Foto di Milan Malkomes su Unsplash 

I pericoli

Un libro su Clearview AI mostra i rischi della corsa all'oro nelle intelligenze artificiali

Pietro Minto

La giornalista del New York Times, Kashmir Hill, racconta la storia dell'azienda che si occupa di riconoscimento facciale e il ruolo di Big Tech

Clearview AI è una società che si occupa di riconoscimento facciale, uno degli ambiti più discussi del settore delle intelligenze artificiali. Funziona così: l’utente carica la foto di qualcuno, Clearview lo riconosce (non sempre, ma molto spesso) e mostra tutte le altre immagini in cui la persona compare nel web. O meglio, da un pezzo di web che Clearview ha archiviato, creando una banca dati da trenta miliardi di immagini

A raccontare la storia di Clearview AI è Kashmir Hill, giornalista del New York Times che da tempo si occupa di un’azienda di cui ancora si sa poco, a parte il fatto che tra i suoi investitori ci sarebbe Peter Thiel, l’eminenza grigia della Silicon Valley. Lo ha fatto in un libro appena uscito negli Stati Uniti (“Your Face Belongs to Us: A Secretive Startup’s Quest to End Privacy as We Know It”, Penguin Random House), in cui racconta anche l’inizio di questa storia, quando venne a sapere di un servizio che veniva utilizzato da alcuni poliziotti per il riconoscimento facciale. Per testarne l’efficacia, la giornalista chiese ad alcune persone di usare una sua foto ma la ricerca non dava risultati. A un certo punto, uno dei detective da lei sentiti disse di aver ricevuto una telefonata da Clearview AI in cui chiedevano conto della foto di Hill. Poco dopo il suo account fu cancellato. L’azienda sembrava quindi intenzionata a rimanere nell’ombra, tenendo lontano i giornalisti e chiunque potesse svelarne il funzionamento e l’efficacia. Clearview non si limitava a riconoscere le facce di sconosciuti ma controllava anche quali persone venivano identificate.
▬▬▬
### Compito da svolgere
Prosegua il testo su Clearview AI a partire dalla sua ultima frase. I record che seguono non hanno alcun legame con il testo su Clearview AI.
▬▬▬
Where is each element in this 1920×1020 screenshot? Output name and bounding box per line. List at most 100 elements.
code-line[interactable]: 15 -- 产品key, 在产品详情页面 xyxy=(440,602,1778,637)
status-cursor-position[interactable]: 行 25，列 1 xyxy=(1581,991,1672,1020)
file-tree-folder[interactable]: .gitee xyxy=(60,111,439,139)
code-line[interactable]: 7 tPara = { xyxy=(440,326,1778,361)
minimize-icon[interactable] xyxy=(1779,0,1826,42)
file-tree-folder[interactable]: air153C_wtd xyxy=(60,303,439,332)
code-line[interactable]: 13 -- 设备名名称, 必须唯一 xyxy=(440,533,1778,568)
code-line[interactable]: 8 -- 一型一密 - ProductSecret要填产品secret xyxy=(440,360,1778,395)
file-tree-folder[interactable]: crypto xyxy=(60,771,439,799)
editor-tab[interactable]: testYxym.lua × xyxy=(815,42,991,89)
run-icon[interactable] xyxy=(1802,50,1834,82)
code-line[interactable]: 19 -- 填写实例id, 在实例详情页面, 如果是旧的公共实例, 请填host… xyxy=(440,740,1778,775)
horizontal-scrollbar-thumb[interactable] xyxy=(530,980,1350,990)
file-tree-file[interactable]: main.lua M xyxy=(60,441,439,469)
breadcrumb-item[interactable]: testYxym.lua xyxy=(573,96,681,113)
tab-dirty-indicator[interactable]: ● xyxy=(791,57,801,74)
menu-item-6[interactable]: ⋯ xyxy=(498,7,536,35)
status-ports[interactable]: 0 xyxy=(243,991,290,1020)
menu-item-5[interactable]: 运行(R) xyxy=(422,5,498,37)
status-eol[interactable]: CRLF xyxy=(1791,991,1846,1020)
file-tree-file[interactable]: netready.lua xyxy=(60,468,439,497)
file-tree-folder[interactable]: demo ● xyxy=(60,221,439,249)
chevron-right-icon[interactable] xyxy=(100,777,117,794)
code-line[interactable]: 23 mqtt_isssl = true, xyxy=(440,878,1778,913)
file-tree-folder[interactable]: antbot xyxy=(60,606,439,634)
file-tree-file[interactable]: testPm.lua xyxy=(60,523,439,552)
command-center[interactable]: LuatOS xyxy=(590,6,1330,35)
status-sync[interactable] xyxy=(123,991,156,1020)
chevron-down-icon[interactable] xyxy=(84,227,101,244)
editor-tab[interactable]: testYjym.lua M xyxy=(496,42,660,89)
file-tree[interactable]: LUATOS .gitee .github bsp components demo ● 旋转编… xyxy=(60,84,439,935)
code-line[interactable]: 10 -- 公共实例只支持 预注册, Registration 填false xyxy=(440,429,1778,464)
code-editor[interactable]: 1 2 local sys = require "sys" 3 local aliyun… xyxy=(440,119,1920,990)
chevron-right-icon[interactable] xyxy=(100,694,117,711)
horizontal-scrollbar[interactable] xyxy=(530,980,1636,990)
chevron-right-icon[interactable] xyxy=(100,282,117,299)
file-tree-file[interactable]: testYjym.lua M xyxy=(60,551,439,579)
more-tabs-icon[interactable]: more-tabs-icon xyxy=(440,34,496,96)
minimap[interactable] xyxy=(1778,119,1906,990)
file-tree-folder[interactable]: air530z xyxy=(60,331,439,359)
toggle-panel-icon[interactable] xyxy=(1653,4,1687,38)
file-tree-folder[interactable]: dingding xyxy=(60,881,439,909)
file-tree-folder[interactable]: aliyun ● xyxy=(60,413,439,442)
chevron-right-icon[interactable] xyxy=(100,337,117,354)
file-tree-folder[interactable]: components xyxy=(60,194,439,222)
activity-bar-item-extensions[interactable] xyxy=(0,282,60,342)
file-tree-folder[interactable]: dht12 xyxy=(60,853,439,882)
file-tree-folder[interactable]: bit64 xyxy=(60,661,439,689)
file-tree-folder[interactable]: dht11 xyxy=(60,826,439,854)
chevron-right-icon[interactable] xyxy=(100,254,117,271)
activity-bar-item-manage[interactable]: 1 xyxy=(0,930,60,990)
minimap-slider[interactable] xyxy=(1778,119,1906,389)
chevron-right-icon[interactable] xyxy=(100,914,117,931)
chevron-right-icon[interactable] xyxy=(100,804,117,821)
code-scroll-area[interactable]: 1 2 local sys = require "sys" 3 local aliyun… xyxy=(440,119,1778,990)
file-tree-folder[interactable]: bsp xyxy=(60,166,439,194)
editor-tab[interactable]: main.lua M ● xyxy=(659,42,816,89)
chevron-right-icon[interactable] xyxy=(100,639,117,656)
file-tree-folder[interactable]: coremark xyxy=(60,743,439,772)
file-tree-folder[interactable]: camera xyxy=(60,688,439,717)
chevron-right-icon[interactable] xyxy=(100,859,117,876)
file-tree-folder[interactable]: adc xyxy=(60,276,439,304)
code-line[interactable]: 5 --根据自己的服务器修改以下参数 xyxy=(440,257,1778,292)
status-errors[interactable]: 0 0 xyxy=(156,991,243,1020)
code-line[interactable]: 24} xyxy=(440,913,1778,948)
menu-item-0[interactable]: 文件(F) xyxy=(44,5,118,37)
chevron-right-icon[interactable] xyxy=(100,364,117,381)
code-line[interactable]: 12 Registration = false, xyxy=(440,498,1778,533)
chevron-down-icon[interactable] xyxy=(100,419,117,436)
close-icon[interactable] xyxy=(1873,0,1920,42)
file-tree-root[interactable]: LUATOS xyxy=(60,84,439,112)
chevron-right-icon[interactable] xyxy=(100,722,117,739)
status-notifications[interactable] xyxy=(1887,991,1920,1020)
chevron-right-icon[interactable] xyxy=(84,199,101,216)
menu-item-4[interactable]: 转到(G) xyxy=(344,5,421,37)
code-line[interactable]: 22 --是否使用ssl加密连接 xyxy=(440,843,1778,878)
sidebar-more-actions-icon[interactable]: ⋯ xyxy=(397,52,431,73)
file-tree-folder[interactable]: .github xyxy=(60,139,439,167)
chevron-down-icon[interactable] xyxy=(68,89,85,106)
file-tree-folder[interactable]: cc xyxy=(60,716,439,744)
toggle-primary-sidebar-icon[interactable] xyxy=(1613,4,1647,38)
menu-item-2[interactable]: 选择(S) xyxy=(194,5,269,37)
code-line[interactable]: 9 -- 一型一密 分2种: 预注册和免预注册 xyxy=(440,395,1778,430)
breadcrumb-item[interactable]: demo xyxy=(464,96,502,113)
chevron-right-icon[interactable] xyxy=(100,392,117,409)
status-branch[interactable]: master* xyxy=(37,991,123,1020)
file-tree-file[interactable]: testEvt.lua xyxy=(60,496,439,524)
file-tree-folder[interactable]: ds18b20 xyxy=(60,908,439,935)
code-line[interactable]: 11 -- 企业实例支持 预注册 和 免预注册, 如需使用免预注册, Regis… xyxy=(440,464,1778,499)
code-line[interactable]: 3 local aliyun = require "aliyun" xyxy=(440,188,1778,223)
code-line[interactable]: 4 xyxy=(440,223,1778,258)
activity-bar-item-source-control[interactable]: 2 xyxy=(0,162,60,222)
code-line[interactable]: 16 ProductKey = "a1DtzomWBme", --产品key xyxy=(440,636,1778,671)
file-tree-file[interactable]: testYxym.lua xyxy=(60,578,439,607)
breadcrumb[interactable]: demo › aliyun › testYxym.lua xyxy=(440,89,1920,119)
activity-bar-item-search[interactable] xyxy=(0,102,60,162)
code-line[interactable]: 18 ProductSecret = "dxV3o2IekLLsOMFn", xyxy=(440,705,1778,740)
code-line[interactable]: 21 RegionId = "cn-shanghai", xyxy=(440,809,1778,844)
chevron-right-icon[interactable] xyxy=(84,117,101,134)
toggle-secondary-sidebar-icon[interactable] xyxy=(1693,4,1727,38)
▬▬▬
### Risposta al compito
Sembra una storia da film in cui un’azienda futuristica sviluppa in laboratorio una tecnologia avanzatissima e va fermata. La realtà è però differente: il riconoscimento facciale è un campo di studi florido da tempo, che interessa il settore della difesa ma anche quello del retail, per esempio esempio, con le grandi catene che lo utilizzano per fermare i furti in negozio. Di conseguenza, gli investimenti in tecnologie simili sono in corso da molti anni. Già nel 2011 un ingegnere di Google rivelò al mondo che l’azienda stava lavorando a un software in grado di pescare dal web tutte le foto di una persona a partire da un singolo scatto; qualche mese dopo, il presidente di Google dell’epoca, Eric Schmidt, confessò che l’azienda aveva sviluppato una tecnologia simile ma aveva deciso di tenerla segreta. “Da quel che so – aggiunse – questa è l’unica cosa che Google ha costruito e, dopo averla studiata, ha deciso di fermarsi”.

 

La responsabilità dei “grandi”


Google non fu l’unico gigante a farlo. Anche Facebook, nel 2017, sviluppò un sistema in grado di riconoscere le persone: consisteva di una fotocamera montata su un cappello e stupì abbastanza i partecipanti alla demo da convincerli a fermarne lo sviluppo. L’idea era di presentarlo come un prodotto rivoluzionario per le persone non vedenti ma i possibili abusi erano troppi per proseguire, anche perché appena due anni prima Facebook aveva perso 650 milioni di dollari in una causa legata proprio alla privacy dei suoi utenti. Un po’ per convenienza, un po’ per una qualche forma di moralità, quindi, i due giganti decisero che il riconoscimento facciale rappresentava rischi troppo grandi, e passarono ad altro. Da allora sono state le realtà più piccole, come la citata Clearview AI o servizi come PimEyes, a puntare sul settore, a conferma di come la corsa alle IA sia trainata da tempo non dai famigerati titani della Silicon Valley ma da realtà minori. Startup spesso sconosciute che compaiono dal nulla e decidono di proporre tecnologie che da tempo riposano nel solaio di Meta, Google e simili.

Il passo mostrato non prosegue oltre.